Given records:
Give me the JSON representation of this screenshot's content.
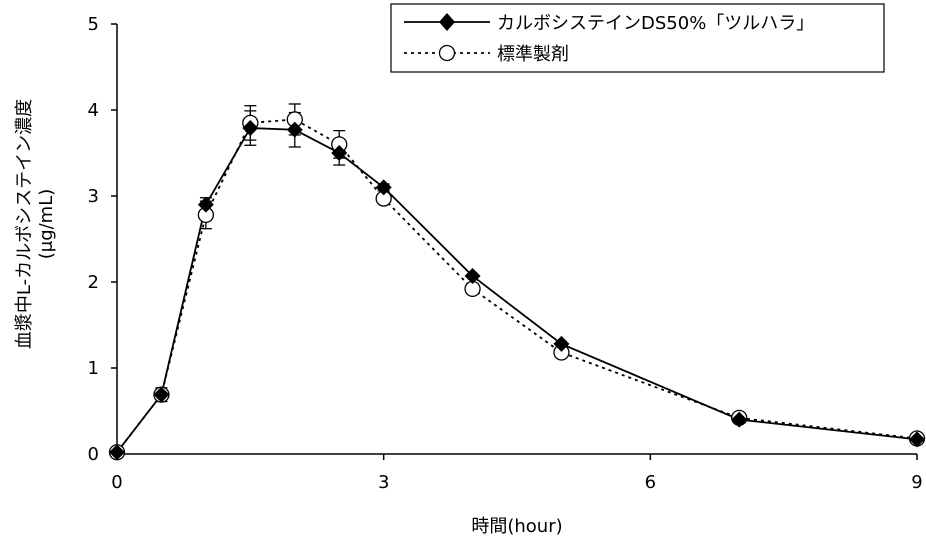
{
  "chart_data": {
    "type": "line",
    "title": "",
    "xlabel": "時間(hour)",
    "ylabel_line1": "血漿中L-カルボシステイン濃度",
    "ylabel_line2": "(μg/mL)",
    "xlim": [
      0,
      9
    ],
    "ylim": [
      0,
      5
    ],
    "xticks": [
      0,
      3,
      6,
      9
    ],
    "yticks": [
      0,
      1,
      2,
      3,
      4,
      5
    ],
    "grid": false,
    "legend_position": "top-right",
    "series": [
      {
        "name": "カルボシステインDS50%「ツルハラ」",
        "marker": "diamond-filled",
        "line_style": "solid",
        "color": "#000000",
        "x": [
          0,
          0.5,
          1,
          1.5,
          2,
          2.5,
          3,
          4,
          5,
          7,
          9
        ],
        "y": [
          0.02,
          0.69,
          2.9,
          3.79,
          3.77,
          3.5,
          3.1,
          2.07,
          1.28,
          0.4,
          0.17
        ],
        "error": [
          0,
          0.06,
          0.08,
          0.2,
          0.2,
          0.14,
          0.04,
          0,
          0,
          0,
          0
        ]
      },
      {
        "name": "標準製剤",
        "marker": "circle-open",
        "line_style": "dotted",
        "color": "#000000",
        "x": [
          0,
          0.5,
          1,
          1.5,
          2,
          2.5,
          3,
          4,
          5,
          7,
          9
        ],
        "y": [
          0.02,
          0.69,
          2.78,
          3.85,
          3.89,
          3.6,
          2.97,
          1.92,
          1.18,
          0.42,
          0.18
        ],
        "error": [
          0,
          0.08,
          0.16,
          0.2,
          0.18,
          0.16,
          0.04,
          0,
          0,
          0,
          0
        ]
      }
    ]
  }
}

What the task requires: Only lines with the word "marker" are wanted, so copy each one from the records.

Reply:
        "marker": "diamond-filled",
        "marker": "circle-open",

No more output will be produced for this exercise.